** Opening Dataset records block **

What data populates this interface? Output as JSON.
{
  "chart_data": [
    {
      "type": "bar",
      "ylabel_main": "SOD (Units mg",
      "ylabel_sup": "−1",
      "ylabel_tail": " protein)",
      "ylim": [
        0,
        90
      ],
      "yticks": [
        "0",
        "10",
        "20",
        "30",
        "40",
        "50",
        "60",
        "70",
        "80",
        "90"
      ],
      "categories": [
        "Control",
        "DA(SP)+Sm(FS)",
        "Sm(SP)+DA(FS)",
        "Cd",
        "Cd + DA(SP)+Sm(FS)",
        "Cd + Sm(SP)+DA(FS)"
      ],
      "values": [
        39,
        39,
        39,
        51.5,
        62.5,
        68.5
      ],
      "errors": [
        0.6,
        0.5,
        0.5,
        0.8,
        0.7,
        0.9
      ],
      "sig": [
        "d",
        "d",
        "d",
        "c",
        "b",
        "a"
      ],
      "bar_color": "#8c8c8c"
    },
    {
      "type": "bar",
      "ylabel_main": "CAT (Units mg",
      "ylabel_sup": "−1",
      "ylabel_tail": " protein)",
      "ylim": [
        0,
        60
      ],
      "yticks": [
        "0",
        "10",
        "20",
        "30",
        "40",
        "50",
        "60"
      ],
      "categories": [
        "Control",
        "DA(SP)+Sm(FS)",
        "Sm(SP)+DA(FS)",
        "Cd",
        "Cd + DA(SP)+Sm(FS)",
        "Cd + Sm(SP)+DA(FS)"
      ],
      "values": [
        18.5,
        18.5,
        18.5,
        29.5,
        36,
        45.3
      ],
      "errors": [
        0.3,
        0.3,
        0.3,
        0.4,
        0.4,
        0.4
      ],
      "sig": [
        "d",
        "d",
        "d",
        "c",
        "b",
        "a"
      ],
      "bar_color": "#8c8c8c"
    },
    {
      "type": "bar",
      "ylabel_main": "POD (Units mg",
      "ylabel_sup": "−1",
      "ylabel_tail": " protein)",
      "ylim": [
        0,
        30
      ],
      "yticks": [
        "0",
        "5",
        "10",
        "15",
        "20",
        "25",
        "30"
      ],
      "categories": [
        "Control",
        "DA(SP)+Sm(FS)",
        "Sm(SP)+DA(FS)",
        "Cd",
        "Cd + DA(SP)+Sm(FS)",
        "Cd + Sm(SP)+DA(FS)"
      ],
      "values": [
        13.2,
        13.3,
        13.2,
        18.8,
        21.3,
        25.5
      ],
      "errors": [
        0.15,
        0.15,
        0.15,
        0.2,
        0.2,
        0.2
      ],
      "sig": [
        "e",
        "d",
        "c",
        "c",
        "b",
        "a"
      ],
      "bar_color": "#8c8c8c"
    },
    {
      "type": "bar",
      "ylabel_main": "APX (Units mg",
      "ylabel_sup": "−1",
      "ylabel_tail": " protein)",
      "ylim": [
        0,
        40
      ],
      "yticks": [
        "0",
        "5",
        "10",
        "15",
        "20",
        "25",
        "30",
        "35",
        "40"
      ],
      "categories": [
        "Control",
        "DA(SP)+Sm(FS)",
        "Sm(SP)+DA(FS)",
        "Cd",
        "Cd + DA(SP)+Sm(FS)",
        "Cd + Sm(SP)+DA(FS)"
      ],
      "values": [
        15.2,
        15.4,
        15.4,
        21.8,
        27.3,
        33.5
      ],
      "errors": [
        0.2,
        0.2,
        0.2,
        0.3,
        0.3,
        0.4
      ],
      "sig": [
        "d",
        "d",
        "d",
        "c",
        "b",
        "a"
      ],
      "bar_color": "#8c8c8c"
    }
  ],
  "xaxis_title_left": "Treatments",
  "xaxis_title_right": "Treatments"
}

** Closing Dataset records block **

Problem requirements.
Copy all the records above exactly, missing none.

Answer space.
What data populates this interface? Output as JSON.
{
  "chart_data": [
    {
      "type": "bar",
      "ylabel_main": "SOD (Units mg",
      "ylabel_sup": "−1",
      "ylabel_tail": " protein)",
      "ylim": [
        0,
        90
      ],
      "yticks": [
        "0",
        "10",
        "20",
        "30",
        "40",
        "50",
        "60",
        "70",
        "80",
        "90"
      ],
      "categories": [
        "Control",
        "DA(SP)+Sm(FS)",
        "Sm(SP)+DA(FS)",
        "Cd",
        "Cd + DA(SP)+Sm(FS)",
        "Cd + Sm(SP)+DA(FS)"
      ],
      "values": [
        39,
        39,
        39,
        51.5,
        62.5,
        68.5
      ],
      "errors": [
        0.6,
        0.5,
        0.5,
        0.8,
        0.7,
        0.9
      ],
      "sig": [
        "d",
        "d",
        "d",
        "c",
        "b",
        "a"
      ],
      "bar_color": "#8c8c8c"
    },
    {
      "type": "bar",
      "ylabel_main": "CAT (Units mg",
      "ylabel_sup": "−1",
      "ylabel_tail": " protein)",
      "ylim": [
        0,
        60
      ],
      "yticks": [
        "0",
        "10",
        "20",
        "30",
        "40",
        "50",
        "60"
      ],
      "categories": [
        "Control",
        "DA(SP)+Sm(FS)",
        "Sm(SP)+DA(FS)",
        "Cd",
        "Cd + DA(SP)+Sm(FS)",
        "Cd + Sm(SP)+DA(FS)"
      ],
      "values": [
        18.5,
        18.5,
        18.5,
        29.5,
        36,
        45.3
      ],
      "errors": [
        0.3,
        0.3,
        0.3,
        0.4,
        0.4,
        0.4
      ],
      "sig": [
        "d",
        "d",
        "d",
        "c",
        "b",
        "a"
      ],
      "bar_color": "#8c8c8c"
    },
    {
      "type": "bar",
      "ylabel_main": "POD (Units mg",
      "ylabel_sup": "−1",
      "ylabel_tail": " protein)",
      "ylim": [
        0,
        30
      ],
      "yticks": [
        "0",
        "5",
        "10",
        "15",
        "20",
        "25",
        "30"
      ],
      "categories": [
        "Control",
        "DA(SP)+Sm(FS)",
        "Sm(SP)+DA(FS)",
        "Cd",
        "Cd + DA(SP)+Sm(FS)",
        "Cd + Sm(SP)+DA(FS)"
      ],
      "values": [
        13.2,
        13.3,
        13.2,
        18.8,
        21.3,
        25.5
      ],
      "errors": [
        0.15,
        0.15,
        0.15,
        0.2,
        0.2,
        0.2
      ],
      "sig": [
        "e",
        "d",
        "c",
        "c",
        "b",
        "a"
      ],
      "bar_color": "#8c8c8c"
    },
    {
      "type": "bar",
      "ylabel_main": "APX (Units mg",
      "ylabel_sup": "−1",
      "ylabel_tail": " protein)",
      "ylim": [
        0,
        40
      ],
      "yticks": [
        "0",
        "5",
        "10",
        "15",
        "20",
        "25",
        "30",
        "35",
        "40"
      ],
      "categories": [
        "Control",
        "DA(SP)+Sm(FS)",
        "Sm(SP)+DA(FS)",
        "Cd",
        "Cd + DA(SP)+Sm(FS)",
        "Cd + Sm(SP)+DA(FS)"
      ],
      "values": [
        15.2,
        15.4,
        15.4,
        21.8,
        27.3,
        33.5
      ],
      "errors": [
        0.2,
        0.2,
        0.2,
        0.3,
        0.3,
        0.4
      ],
      "sig": [
        "d",
        "d",
        "d",
        "c",
        "b",
        "a"
      ],
      "bar_color": "#8c8c8c"
    }
  ],
  "xaxis_title_left": "Treatments",
  "xaxis_title_right": "Treatments"
}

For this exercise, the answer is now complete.